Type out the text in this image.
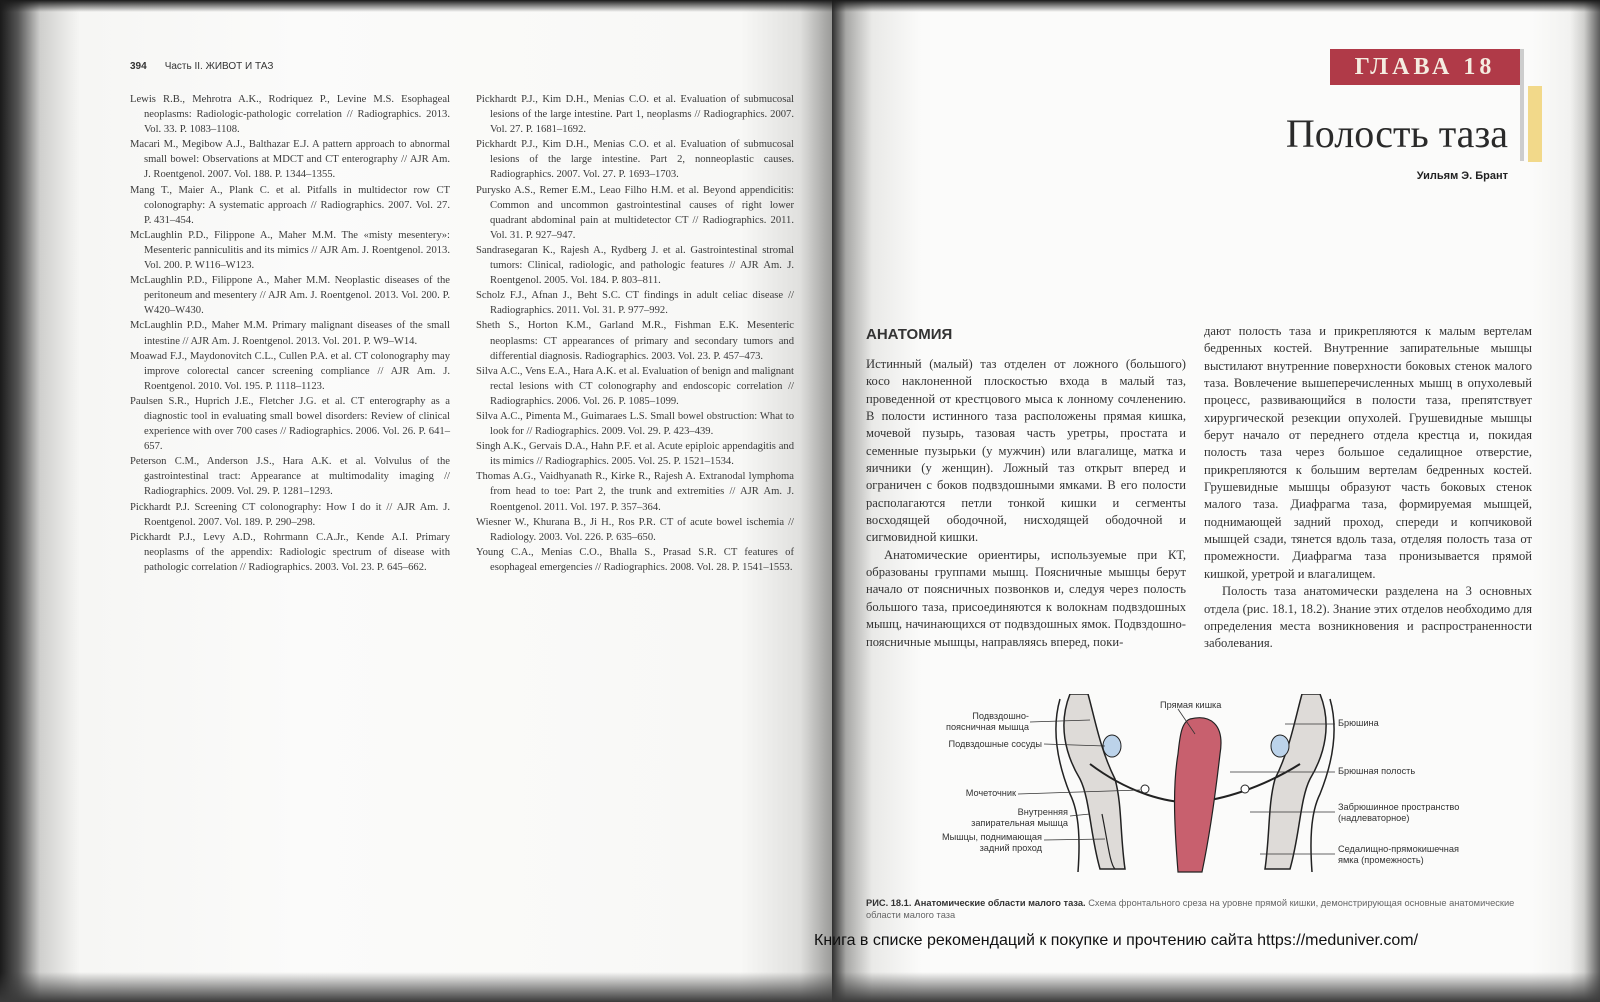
394 Часть II. ЖИВОТ И ТАЗ
Lewis R.B., Mehrotra A.K., Rodriquez P., Levine M.S. Esophageal neoplasms: Radiologic-pathologic correlation // Radiographics. 2013. Vol. 33. P. 1083–1108.
Macari M., Megibow A.J., Balthazar E.J. A pattern approach to abnormal small bowel: Observations at MDCT and CT enterography // AJR Am. J. Roentgenol. 2007. Vol. 188. P. 1344–1355.
Mang T., Maier A., Plank C. et al. Pitfalls in multidector row CT colonography: A systematic approach // Radiographics. 2007. Vol. 27. P. 431–454.
McLaughlin P.D., Filippone A., Maher M.M. The «misty mesentery»: Mesenteric panniculitis and its mimics // AJR Am. J. Roentgenol. 2013. Vol. 200. P. W116–W123.
McLaughlin P.D., Filippone A., Maher M.M. Neoplastic diseases of the peritoneum and mesentery // AJR Am. J. Roentgenol. 2013. Vol. 200. P. W420–W430.
McLaughlin P.D., Maher M.M. Primary malignant diseases of the small intestine // AJR Am. J. Roentgenol. 2013. Vol. 201. P. W9–W14.
Moawad F.J., Maydonovitch C.L., Cullen P.A. et al. CT colonography may improve colorectal cancer screening compliance // AJR Am. J. Roentgenol. 2010. Vol. 195. P. 1118–1123.
Paulsen S.R., Huprich J.E., Fletcher J.G. et al. CT enterography as a diagnostic tool in evaluating small bowel disorders: Review of clinical experience with over 700 cases // Radiographics. 2006. Vol. 26. P. 641–657.
Peterson C.M., Anderson J.S., Hara A.K. et al. Volvulus of the gastrointestinal tract: Appearance at multimodality imaging // Radiographics. 2009. Vol. 29. P. 1281–1293.
Pickhardt P.J. Screening CT colonography: How I do it // AJR Am. J. Roentgenol. 2007. Vol. 189. P. 290–298.
Pickhardt P.J., Levy A.D., Rohrmann C.A.Jr., Kende A.I. Primary neoplasms of the appendix: Radiologic spectrum of disease with pathologic correlation // Radiographics. 2003. Vol. 23. P. 645–662.
Pickhardt P.J., Kim D.H., Menias C.O. et al. Evaluation of submucosal lesions of the large intestine. Part 1, neoplasms // Radiographics. 2007. Vol. 27. P. 1681–1692.
Pickhardt P.J., Kim D.H., Menias C.O. et al. Evaluation of submucosal lesions of the large intestine. Part 2, nonneoplastic causes. Radiographics. 2007. Vol. 27. P. 1693–1703.
Purysko A.S., Remer E.M., Leao Filho H.M. et al. Beyond appendicitis: Common and uncommon gastrointestinal causes of right lower quadrant abdominal pain at multidetector CT // Radiographics. 2011. Vol. 31. P. 927–947.
Sandrasegaran K., Rajesh A., Rydberg J. et al. Gastrointestinal stromal tumors: Clinical, radiologic, and pathologic features // AJR Am. J. Roentgenol. 2005. Vol. 184. P. 803–811.
Scholz F.J., Afnan J., Beht S.C. CT findings in adult celiac disease // Radiographics. 2011. Vol. 31. P. 977–992.
Sheth S., Horton K.M., Garland M.R., Fishman E.K. Mesenteric neoplasms: CT appearances of primary and secondary tumors and differential diagnosis. Radiographics. 2003. Vol. 23. P. 457–473.
Silva A.C., Vens E.A., Hara A.K. et al. Evaluation of benign and malignant rectal lesions with CT colonography and endoscopic correlation // Radiographics. 2006. Vol. 26. P. 1085–1099.
Silva A.C., Pimenta M., Guimaraes L.S. Small bowel obstruction: What to look for // Radiographics. 2009. Vol. 29. P. 423–439.
Singh A.K., Gervais D.A., Hahn P.F. et al. Acute epiploic appendagitis and its mimics // Radiographics. 2005. Vol. 25. P. 1521–1534.
Thomas A.G., Vaidhyanath R., Kirke R., Rajesh A. Extranodal lymphoma from head to toe: Part 2, the trunk and extremities // AJR Am. J. Roentgenol. 2011. Vol. 197. P. 357–364.
Wiesner W., Khurana B., Ji H., Ros P.R. CT of acute bowel ischemia // Radiology. 2003. Vol. 226. P. 635–650.
Young C.A., Menias C.O., Bhalla S., Prasad S.R. CT features of esophageal emergencies // Radiographics. 2008. Vol. 28. P. 1541–1553.
ГЛАВА 18
Полость таза
Уильям Э. Брант
АНАТОМИЯ

Истинный (малый) таз отделен от ложного (большого) косо наклоненной плоскостью входа в малый таз, проведенной от крестцового мыса к лонному сочленению. В полости истинного таза расположены прямая кишка, мочевой пузырь, тазовая часть уретры, простата и семенные пузырьки (у мужчин) или влагалище, матка и яичники (у женщин). Ложный таз открыт вперед и ограничен с боков подвздошными ямками. В его полости располагаются петли тонкой кишки и сегменты восходящей ободочной, нисходящей ободочной и сигмовидной кишки.

Анатомические ориентиры, используемые при КТ, образованы группами мышц. Поясничные мышцы берут начало от поясничных позвонков и, следуя через полость большого таза, присоединяются к волокнам подвздошных мышц, начинающихся от подвздошных ямок. Подвздошно-поясничные мышцы, направляясь вперед, поки-

дают полость таза и прикрепляются к малым вертелам бедренных костей. Внутренние запирательные мышцы выстилают внутренние поверхности боковых стенок малого таза. Вовлечение вышеперечисленных мышц в опухолевый процесс, развивающийся в полости таза, препятствует хирургической резекции опухолей. Грушевидные мышцы берут начало от переднего отдела крестца и, покидая полость таза через большое седалищное отверстие, прикрепляются к большим вертелам бедренных костей. Грушевидные мышцы образуют часть боковых стенок малого таза. Диафрагма таза, формируемая мышцей, поднимающей задний проход, спереди и копчиковой мышцей сзади, тянется вдоль таза, отделяя полость таза от промежности. Диафрагма таза пронизывается прямой кишкой, уретрой и влагалищем.

Полость таза анатомически разделена на 3 основных отдела (рис. 18.1, 18.2). Знание этих отделов необходимо для определения места возникновения и распространенности заболевания.

Подвздошно-
поясничная мышца
Подвздошные сосуды
Мочеточник
Внутренняя
запирательная мышца
Мышцы, поднимающая
задний проход
Прямая кишка
Брюшина
Брюшная полость
Забрюшинное пространство
(надлеваторное)
Седалищно-прямокишечная
ямка (промежность)
РИС. 18.1. Анатомические области малого таза. Схема фронтального среза на уровне прямой кишки, демонстрирующая основные анатомические области малого таза
Книга в списке рекомендаций к покупке и прочтению сайта https://meduniver.com/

---+---

What the task requires -
When you repeat the data, keep every line exact and drop the images.

Written response -
Type out the text in this image.
394 Часть II. ЖИВОТ И ТАЗ
Lewis R.B., Mehrotra A.K., Rodriquez P., Levine M.S. Esophageal neoplasms: Radiologic-pathologic correlation // Radiographics. 2013. Vol. 33. P. 1083–1108.
Macari M., Megibow A.J., Balthazar E.J. A pattern approach to abnormal small bowel: Observations at MDCT and CT enterography // AJR Am. J. Roentgenol. 2007. Vol. 188. P. 1344–1355.
Mang T., Maier A., Plank C. et al. Pitfalls in multidector row CT colonography: A systematic approach // Radiographics. 2007. Vol. 27. P. 431–454.
McLaughlin P.D., Filippone A., Maher M.M. The «misty mesentery»: Mesenteric panniculitis and its mimics // AJR Am. J. Roentgenol. 2013. Vol. 200. P. W116–W123.
McLaughlin P.D., Filippone A., Maher M.M. Neoplastic diseases of the peritoneum and mesentery // AJR Am. J. Roentgenol. 2013. Vol. 200. P. W420–W430.
McLaughlin P.D., Maher M.M. Primary malignant diseases of the small intestine // AJR Am. J. Roentgenol. 2013. Vol. 201. P. W9–W14.
Moawad F.J., Maydonovitch C.L., Cullen P.A. et al. CT colonography may improve colorectal cancer screening compliance // AJR Am. J. Roentgenol. 2010. Vol. 195. P. 1118–1123.
Paulsen S.R., Huprich J.E., Fletcher J.G. et al. CT enterography as a diagnostic tool in evaluating small bowel disorders: Review of clinical experience with over 700 cases // Radiographics. 2006. Vol. 26. P. 641–657.
Peterson C.M., Anderson J.S., Hara A.K. et al. Volvulus of the gastrointestinal tract: Appearance at multimodality imaging // Radiographics. 2009. Vol. 29. P. 1281–1293.
Pickhardt P.J. Screening CT colonography: How I do it // AJR Am. J. Roentgenol. 2007. Vol. 189. P. 290–298.
Pickhardt P.J., Levy A.D., Rohrmann C.A.Jr., Kende A.I. Primary neoplasms of the appendix: Radiologic spectrum of disease with pathologic correlation // Radiographics. 2003. Vol. 23. P. 645–662.
Pickhardt P.J., Kim D.H., Menias C.O. et al. Evaluation of submucosal lesions of the large intestine. Part 1, neoplasms // Radiographics. 2007. Vol. 27. P. 1681–1692.
Pickhardt P.J., Kim D.H., Menias C.O. et al. Evaluation of submucosal lesions of the large intestine. Part 2, nonneoplastic causes. Radiographics. 2007. Vol. 27. P. 1693–1703.
Purysko A.S., Remer E.M., Leao Filho H.M. et al. Beyond appendicitis: Common and uncommon gastrointestinal causes of right lower quadrant abdominal pain at multidetector CT // Radiographics. 2011. Vol. 31. P. 927–947.
Sandrasegaran K., Rajesh A., Rydberg J. et al. Gastrointestinal stromal tumors: Clinical, radiologic, and pathologic features // AJR Am. J. Roentgenol. 2005. Vol. 184. P. 803–811.
Scholz F.J., Afnan J., Beht S.C. CT findings in adult celiac disease // Radiographics. 2011. Vol. 31. P. 977–992.
Sheth S., Horton K.M., Garland M.R., Fishman E.K. Mesenteric neoplasms: CT appearances of primary and secondary tumors and differential diagnosis. Radiographics. 2003. Vol. 23. P. 457–473.
Silva A.C., Vens E.A., Hara A.K. et al. Evaluation of benign and malignant rectal lesions with CT colonography and endoscopic correlation // Radiographics. 2006. Vol. 26. P. 1085–1099.
Silva A.C., Pimenta M., Guimaraes L.S. Small bowel obstruction: What to look for // Radiographics. 2009. Vol. 29. P. 423–439.
Singh A.K., Gervais D.A., Hahn P.F. et al. Acute epiploic appendagitis and its mimics // Radiographics. 2005. Vol. 25. P. 1521–1534.
Thomas A.G., Vaidhyanath R., Kirke R., Rajesh A. Extranodal lymphoma from head to toe: Part 2, the trunk and extremities // AJR Am. J. Roentgenol. 2011. Vol. 197. P. 357–364.
Wiesner W., Khurana B., Ji H., Ros P.R. CT of acute bowel ischemia // Radiology. 2003. Vol. 226. P. 635–650.
Young C.A., Menias C.O., Bhalla S., Prasad S.R. CT features of esophageal emergencies // Radiographics. 2008. Vol. 28. P. 1541–1553.
ГЛАВА 18
Полость таза
Уильям Э. Брант
АНАТОМИЯ

Истинный (малый) таз отделен от ложного (большого) косо наклоненной плоскостью входа в малый таз, проведенной от крестцового мыса к лонному сочленению. В полости истинного таза расположены прямая кишка, мочевой пузырь, тазовая часть уретры, простата и семенные пузырьки (у мужчин) или влагалище, матка и яичники (у женщин). Ложный таз открыт вперед и ограничен с боков подвздошными ямками. В его полости располагаются петли тонкой кишки и сегменты восходящей ободочной, нисходящей ободочной и сигмовидной кишки.

Анатомические ориентиры, используемые при КТ, образованы группами мышц. Поясничные мышцы берут начало от поясничных позвонков и, следуя через полость большого таза, присоединяются к волокнам подвздошных мышц, начинающихся от подвздошных ямок. Подвздошно-поясничные мышцы, направляясь вперед, поки-

дают полость таза и прикрепляются к малым вертелам бедренных костей. Внутренние запирательные мышцы выстилают внутренние поверхности боковых стенок малого таза. Вовлечение вышеперечисленных мышц в опухолевый процесс, развивающийся в полости таза, препятствует хирургической резекции опухолей. Грушевидные мышцы берут начало от переднего отдела крестца и, покидая полость таза через большое седалищное отверстие, прикрепляются к большим вертелам бедренных костей. Грушевидные мышцы образуют часть боковых стенок малого таза. Диафрагма таза, формируемая мышцей, поднимающей задний проход, спереди и копчиковой мышцей сзади, тянется вдоль таза, отделяя полость таза от промежности. Диафрагма таза пронизывается прямой кишкой, уретрой и влагалищем.

Полость таза анатомически разделена на 3 основных отдела (рис. 18.1, 18.2). Знание этих отделов необходимо для определения места возникновения и распространенности заболевания.

Подвздошно-
поясничная мышца
Подвздошные сосуды
Мочеточник
Внутренняя
запирательная мышца
Мышцы, поднимающая
задний проход
Прямая кишка
Брюшина
Брюшная полость
Забрюшинное пространство
(надлеваторное)
Седалищно-прямокишечная
ямка (промежность)
РИС. 18.1. Анатомические области малого таза. Схема фронтального среза на уровне прямой кишки, демонстрирующая основные анатомические области малого таза
Книга в списке рекомендаций к покупке и прочтению сайта https://meduniver.com/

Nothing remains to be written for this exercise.